Exercise goal: Every record should be repeated exactly, except that pictures are left out.

[START Data for this exercise]

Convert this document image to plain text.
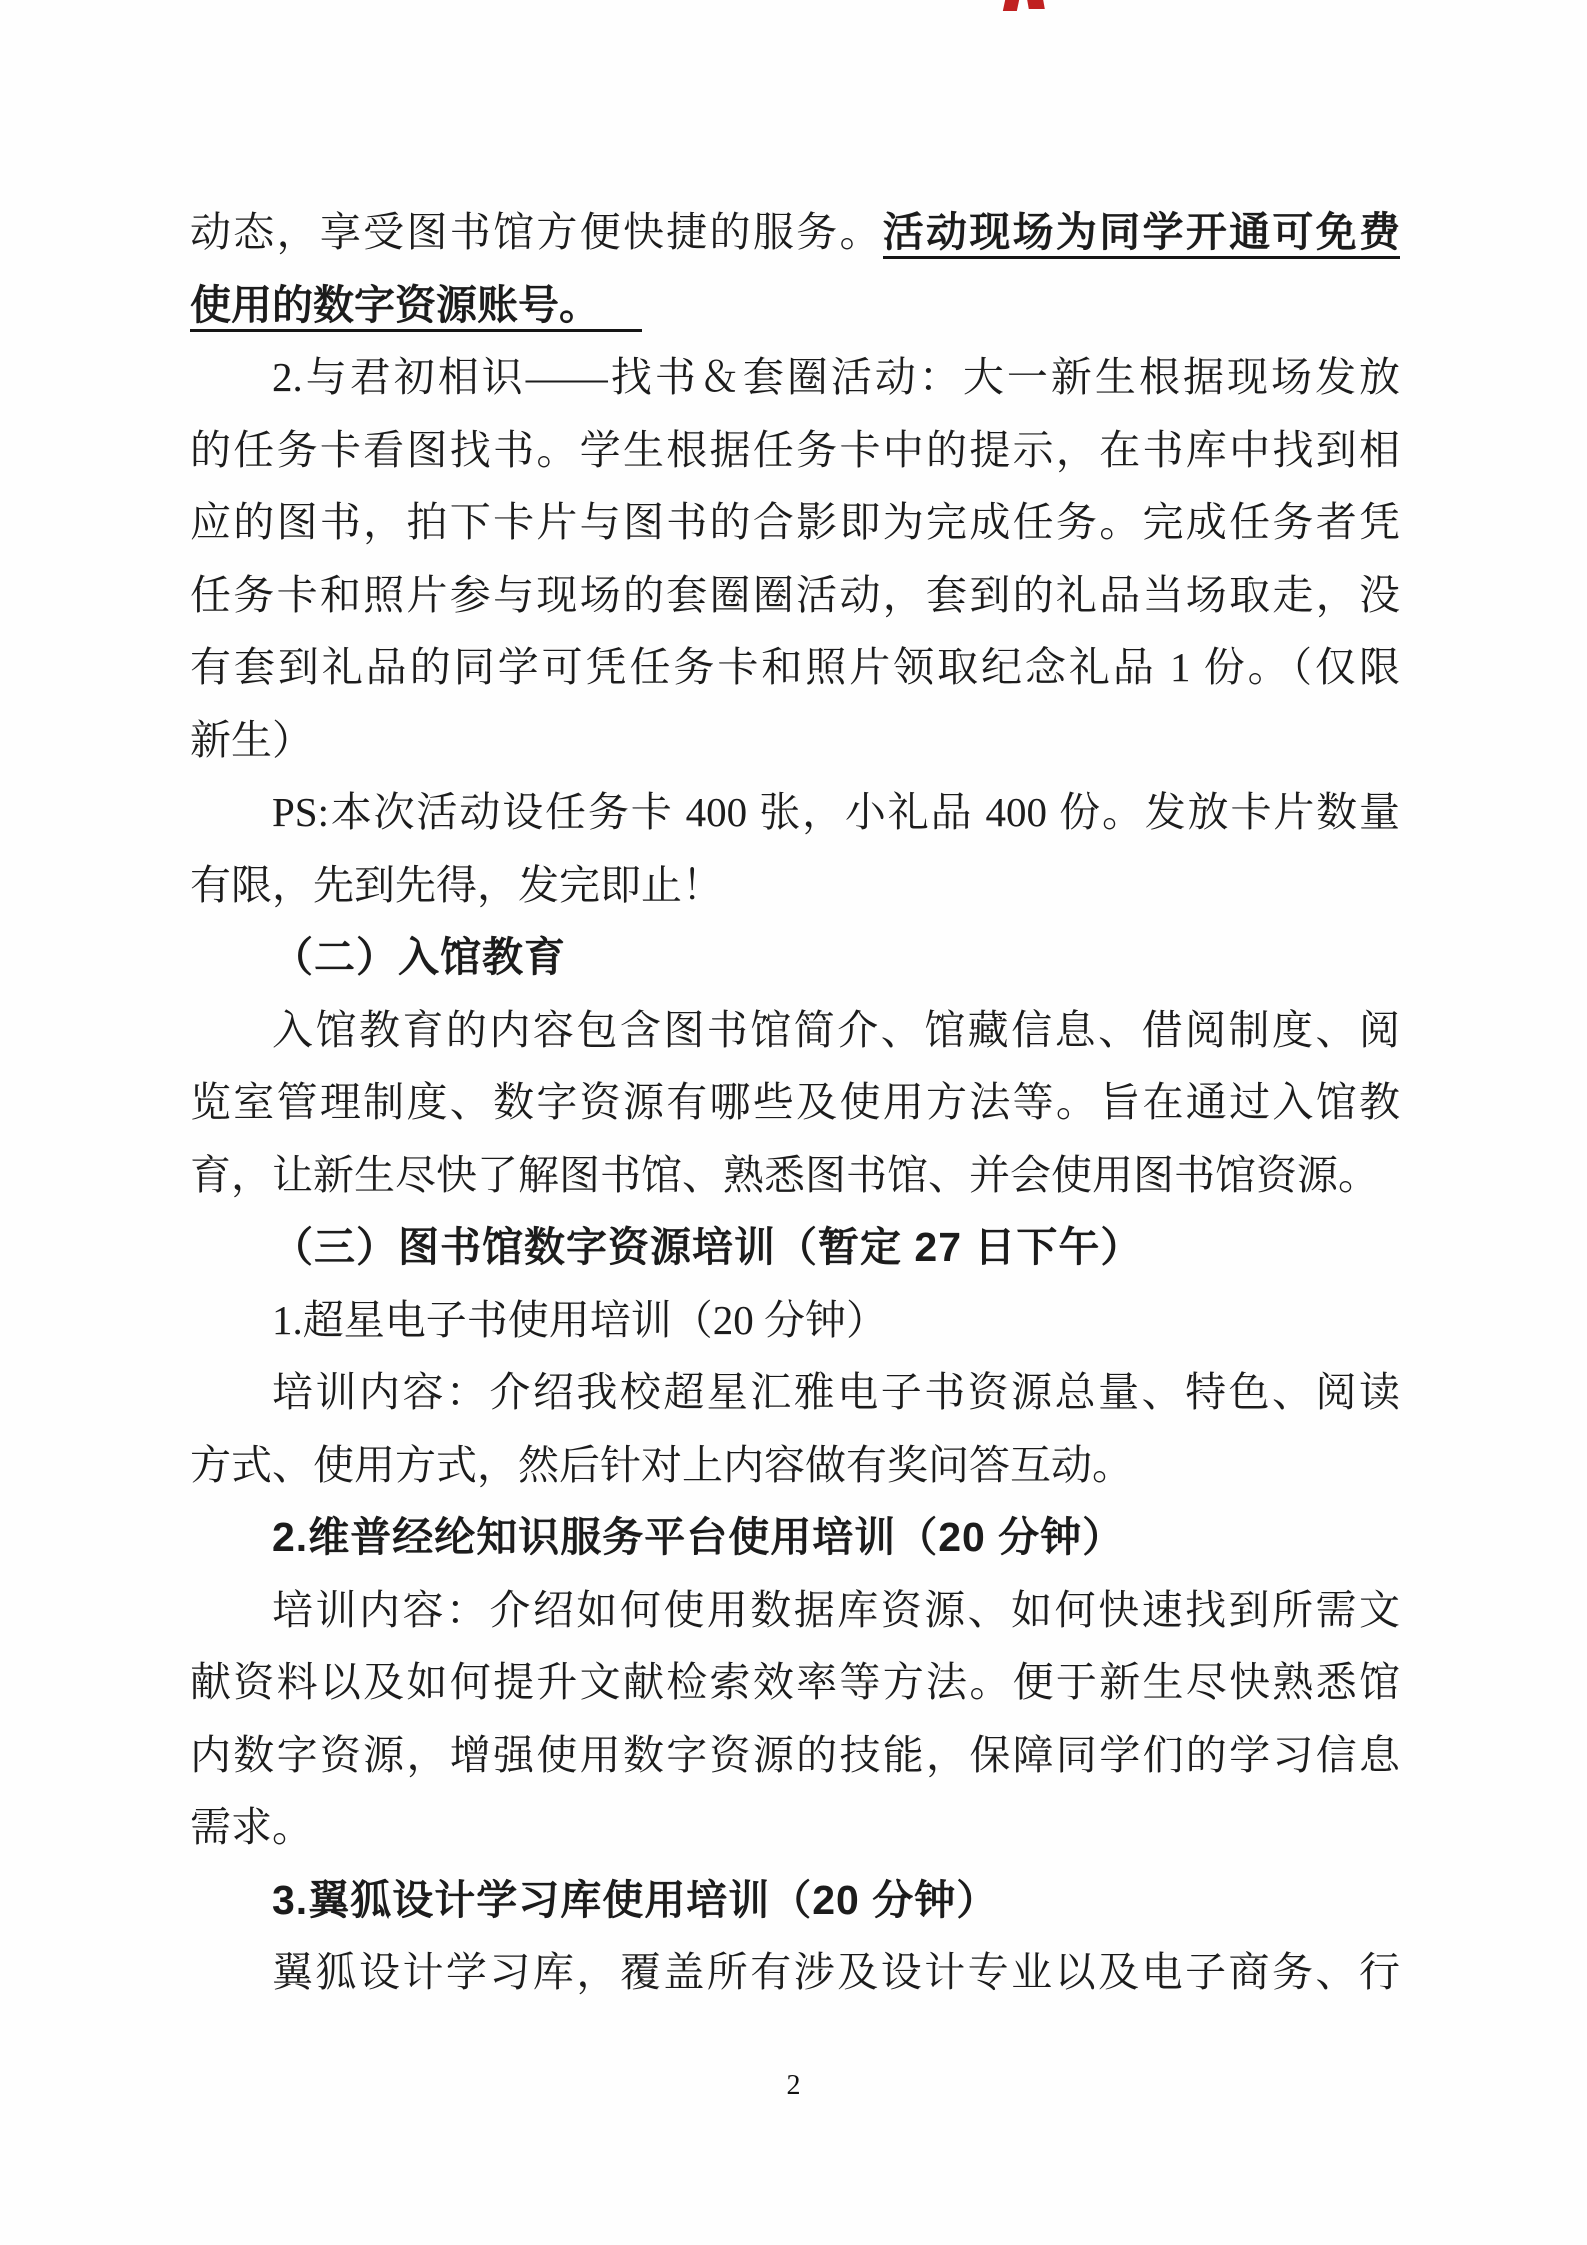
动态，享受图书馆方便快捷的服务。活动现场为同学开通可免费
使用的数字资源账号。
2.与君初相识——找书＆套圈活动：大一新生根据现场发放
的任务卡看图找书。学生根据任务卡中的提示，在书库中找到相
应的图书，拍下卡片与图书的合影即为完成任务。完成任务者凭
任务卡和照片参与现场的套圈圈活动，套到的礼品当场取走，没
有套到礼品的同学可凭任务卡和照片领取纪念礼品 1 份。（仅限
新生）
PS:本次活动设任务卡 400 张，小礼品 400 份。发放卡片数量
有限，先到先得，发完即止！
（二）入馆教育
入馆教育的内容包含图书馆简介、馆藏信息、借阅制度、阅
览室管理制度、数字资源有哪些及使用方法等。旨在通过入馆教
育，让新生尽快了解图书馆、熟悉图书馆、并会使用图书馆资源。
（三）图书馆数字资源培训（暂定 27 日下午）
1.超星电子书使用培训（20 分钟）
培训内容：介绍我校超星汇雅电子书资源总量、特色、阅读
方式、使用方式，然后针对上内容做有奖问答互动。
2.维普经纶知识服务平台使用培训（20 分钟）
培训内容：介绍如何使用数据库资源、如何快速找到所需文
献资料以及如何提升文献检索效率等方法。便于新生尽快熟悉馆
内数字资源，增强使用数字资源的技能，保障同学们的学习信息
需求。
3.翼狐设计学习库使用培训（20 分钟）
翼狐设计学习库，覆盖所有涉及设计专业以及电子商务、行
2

[END Data for this exercise]

Answer in full:
Convert this document image to plain text.
动态，享受图书馆方便快捷的服务。活动现场为同学开通可免费
使用的数字资源账号。
2.与君初相识——找书＆套圈活动：大一新生根据现场发放
的任务卡看图找书。学生根据任务卡中的提示，在书库中找到相
应的图书，拍下卡片与图书的合影即为完成任务。完成任务者凭
任务卡和照片参与现场的套圈圈活动，套到的礼品当场取走，没
有套到礼品的同学可凭任务卡和照片领取纪念礼品 1 份。（仅限
新生）
PS:本次活动设任务卡 400 张，小礼品 400 份。发放卡片数量
有限，先到先得，发完即止！
（二）入馆教育
入馆教育的内容包含图书馆简介、馆藏信息、借阅制度、阅
览室管理制度、数字资源有哪些及使用方法等。旨在通过入馆教
育，让新生尽快了解图书馆、熟悉图书馆、并会使用图书馆资源。
（三）图书馆数字资源培训（暂定 27 日下午）
1.超星电子书使用培训（20 分钟）
培训内容：介绍我校超星汇雅电子书资源总量、特色、阅读
方式、使用方式，然后针对上内容做有奖问答互动。
2.维普经纶知识服务平台使用培训（20 分钟）
培训内容：介绍如何使用数据库资源、如何快速找到所需文
献资料以及如何提升文献检索效率等方法。便于新生尽快熟悉馆
内数字资源，增强使用数字资源的技能，保障同学们的学习信息
需求。
3.翼狐设计学习库使用培训（20 分钟）
翼狐设计学习库，覆盖所有涉及设计专业以及电子商务、行
2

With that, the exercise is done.